(Data items)
-=-=-
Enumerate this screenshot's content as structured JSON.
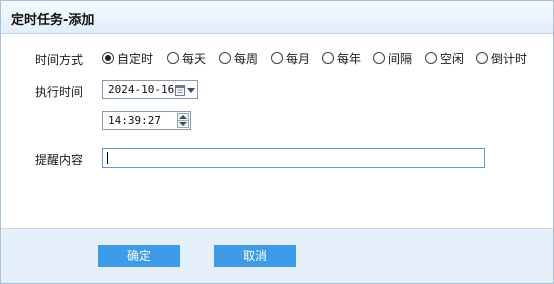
{
  "dialog": {
    "title": "定时任务-添加"
  },
  "form": {
    "mode_label": "时间方式",
    "modes": [
      {
        "label": "自定时",
        "checked": true
      },
      {
        "label": "每天",
        "checked": false
      },
      {
        "label": "每周",
        "checked": false
      },
      {
        "label": "每月",
        "checked": false
      },
      {
        "label": "每年",
        "checked": false
      },
      {
        "label": "间隔",
        "checked": false
      },
      {
        "label": "空闲",
        "checked": false
      },
      {
        "label": "倒计时",
        "checked": false
      }
    ],
    "exec_time_label": "执行时间",
    "date_value": "2024-10-16",
    "time_value": "14:39:27",
    "content_label": "提醒内容",
    "content_value": ""
  },
  "footer": {
    "ok_label": "确定",
    "cancel_label": "取消"
  },
  "colors": {
    "button_bg": "#3d9be8",
    "footer_bg": "#e6f0fa",
    "titlebar_bg": "#e3eef9",
    "focus_border": "#5c9ad2"
  },
  "icons": {
    "date_picker": "calendar-icon",
    "date_dropdown": "chevron-down-icon",
    "time_up": "spin-up-icon",
    "time_down": "spin-down-icon"
  }
}
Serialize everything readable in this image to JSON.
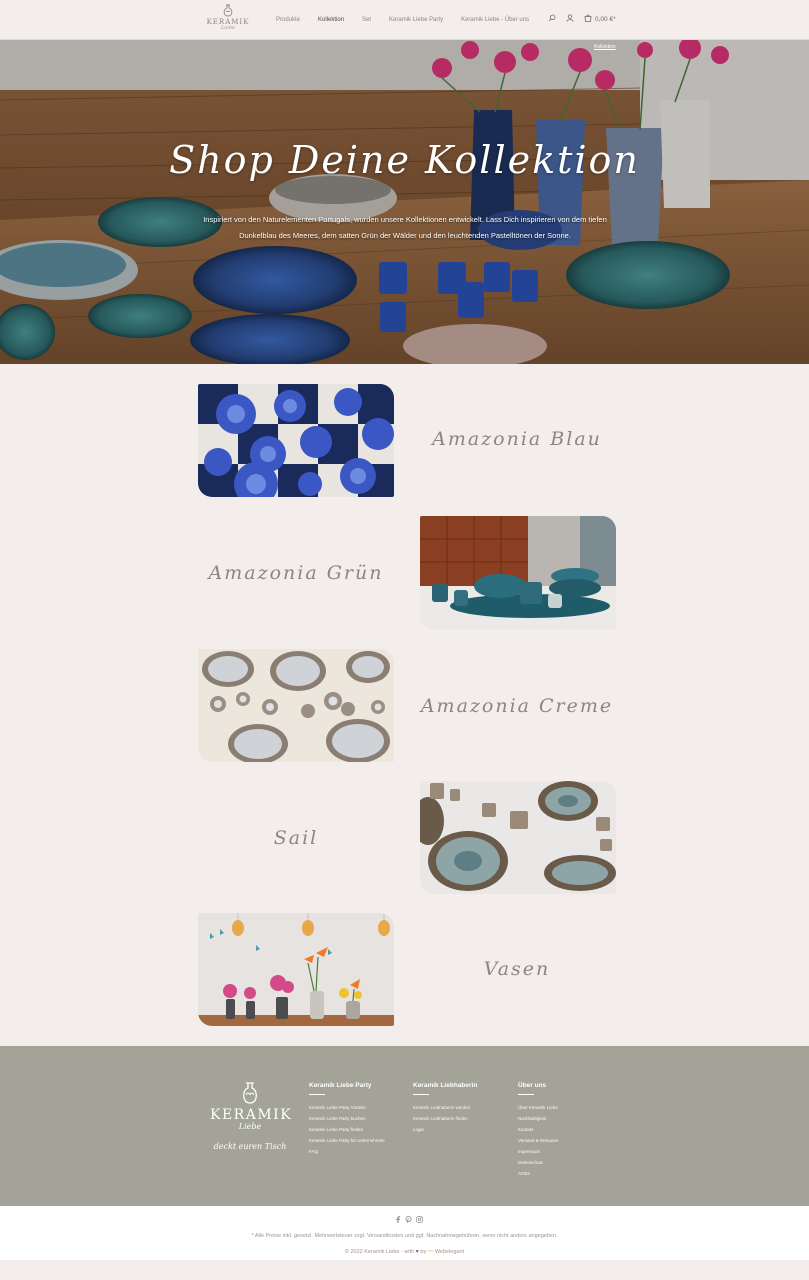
{
  "header": {
    "logo_word": "KERAMIK",
    "logo_sub": "Liebe",
    "nav": [
      "Produkte",
      "Kollektion",
      "Set",
      "Keramik Liebe Party",
      "Keramik Liebe - Über uns"
    ],
    "active_nav": "Kollektion",
    "cart_total": "0,00 €*"
  },
  "hero": {
    "title": "Shop Deine Kollektion",
    "text": "Inspiriert von den Naturelementen Portugals, wurden unsere Kollektionen entwickelt. Lass Dich inspirieren von dem tiefen Dunkelblau des Meeres, dem satten Grün der Wälder und den leuchtenden Pastelltönen der Sonne.",
    "tag": "Kollektion"
  },
  "collections": [
    {
      "name": "Amazonia Blau"
    },
    {
      "name": "Amazonia Grün"
    },
    {
      "name": "Amazonia Creme"
    },
    {
      "name": "Sail"
    },
    {
      "name": "Vasen"
    }
  ],
  "footer": {
    "logo_word": "KERAMIK",
    "logo_sub": "Liebe",
    "tagline": "deckt euren Tisch",
    "columns": [
      {
        "title": "Keramik Liebe Party",
        "links": [
          "Keramik Liebe Party Vorteile",
          "Keramik Liebe Party buchen",
          "Keramik Liebe Party finden",
          "Keramik Liebe Party für Unternehmen",
          "FAQ"
        ]
      },
      {
        "title": "Keramik Liebhaberin",
        "links": [
          "Keramik Liebhaberin werden",
          "Keramik Liebhaberin finden",
          "Login"
        ]
      },
      {
        "title": "Über uns",
        "links": [
          "Über Keramik Liebe",
          "Nachhaltigkeit",
          "Kontakt",
          "Versand & Retouren",
          "Impressum",
          "Datenschutz",
          "AGBs"
        ]
      }
    ]
  },
  "bottom": {
    "social_icons": [
      "facebook-icon",
      "pinterest-icon",
      "instagram-icon"
    ],
    "legal": "* Alle Preise inkl. gesetzl. Mehrwertsteuer zzgl. Versandkosten und ggf. Nachnahmegebühren, wenn nicht anders angegeben.",
    "copyright_prefix": "© 2022 Keramik Liebe - with",
    "copyright_by": "by",
    "copyright_brand": "Webelegant"
  },
  "colors": {
    "background": "#f3eeeb",
    "footer": "#a3a397",
    "text": "#8b8682"
  }
}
-=-=-
From the records above, pull out every line containing the word "Liebhaberin".

# RESPONSE
        "title": "Keramik Liebhaberin",
          "Keramik Liebhaberin werden",
          "Keramik Liebhaberin finden",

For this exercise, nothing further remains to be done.